Omit the pictures and output every entry below exactly as written.

## Data rows:
——————————

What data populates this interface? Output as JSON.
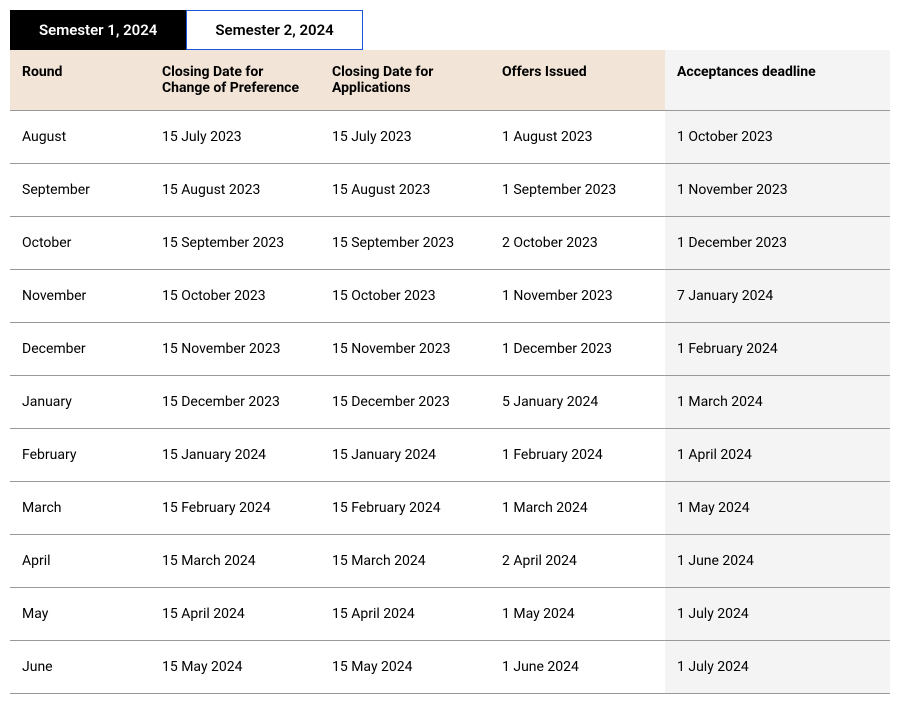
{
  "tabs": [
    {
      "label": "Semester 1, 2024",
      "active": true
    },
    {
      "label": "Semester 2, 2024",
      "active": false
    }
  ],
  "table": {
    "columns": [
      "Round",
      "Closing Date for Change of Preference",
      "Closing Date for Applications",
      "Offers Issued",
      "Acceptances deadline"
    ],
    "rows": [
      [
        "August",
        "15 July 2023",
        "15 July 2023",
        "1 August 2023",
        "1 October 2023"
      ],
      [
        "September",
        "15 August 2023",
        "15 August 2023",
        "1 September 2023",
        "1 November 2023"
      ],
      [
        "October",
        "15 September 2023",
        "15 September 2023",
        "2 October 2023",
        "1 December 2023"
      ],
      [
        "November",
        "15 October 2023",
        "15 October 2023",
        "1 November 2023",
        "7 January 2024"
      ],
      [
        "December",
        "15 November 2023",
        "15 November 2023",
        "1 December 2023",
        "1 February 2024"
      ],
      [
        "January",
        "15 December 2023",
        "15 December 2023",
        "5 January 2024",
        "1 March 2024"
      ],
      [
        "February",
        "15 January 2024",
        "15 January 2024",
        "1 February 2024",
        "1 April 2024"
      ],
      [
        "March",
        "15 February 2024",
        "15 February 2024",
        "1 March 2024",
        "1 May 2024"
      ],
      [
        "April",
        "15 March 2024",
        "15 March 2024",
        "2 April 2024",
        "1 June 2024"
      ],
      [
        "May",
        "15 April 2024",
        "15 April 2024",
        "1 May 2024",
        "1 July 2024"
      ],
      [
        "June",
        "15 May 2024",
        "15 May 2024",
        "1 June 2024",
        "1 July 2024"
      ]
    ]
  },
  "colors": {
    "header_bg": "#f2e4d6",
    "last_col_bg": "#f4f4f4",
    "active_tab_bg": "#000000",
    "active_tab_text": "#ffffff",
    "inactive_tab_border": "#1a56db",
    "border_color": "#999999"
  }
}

——————————

## Answer to the exercise:
What data populates this interface? Output as JSON.
{
  "tabs": [
    {
      "label": "Semester 1, 2024",
      "active": true
    },
    {
      "label": "Semester 2, 2024",
      "active": false
    }
  ],
  "table": {
    "columns": [
      "Round",
      "Closing Date for Change of Preference",
      "Closing Date for Applications",
      "Offers Issued",
      "Acceptances deadline"
    ],
    "rows": [
      [
        "August",
        "15 July 2023",
        "15 July 2023",
        "1 August 2023",
        "1 October 2023"
      ],
      [
        "September",
        "15 August 2023",
        "15 August 2023",
        "1 September 2023",
        "1 November 2023"
      ],
      [
        "October",
        "15 September 2023",
        "15 September 2023",
        "2 October 2023",
        "1 December 2023"
      ],
      [
        "November",
        "15 October 2023",
        "15 October 2023",
        "1 November 2023",
        "7 January 2024"
      ],
      [
        "December",
        "15 November 2023",
        "15 November 2023",
        "1 December 2023",
        "1 February 2024"
      ],
      [
        "January",
        "15 December 2023",
        "15 December 2023",
        "5 January 2024",
        "1 March 2024"
      ],
      [
        "February",
        "15 January 2024",
        "15 January 2024",
        "1 February 2024",
        "1 April 2024"
      ],
      [
        "March",
        "15 February 2024",
        "15 February 2024",
        "1 March 2024",
        "1 May 2024"
      ],
      [
        "April",
        "15 March 2024",
        "15 March 2024",
        "2 April 2024",
        "1 June 2024"
      ],
      [
        "May",
        "15 April 2024",
        "15 April 2024",
        "1 May 2024",
        "1 July 2024"
      ],
      [
        "June",
        "15 May 2024",
        "15 May 2024",
        "1 June 2024",
        "1 July 2024"
      ]
    ]
  },
  "colors": {
    "header_bg": "#f2e4d6",
    "last_col_bg": "#f4f4f4",
    "active_tab_bg": "#000000",
    "active_tab_text": "#ffffff",
    "inactive_tab_border": "#1a56db",
    "border_color": "#999999"
  }
}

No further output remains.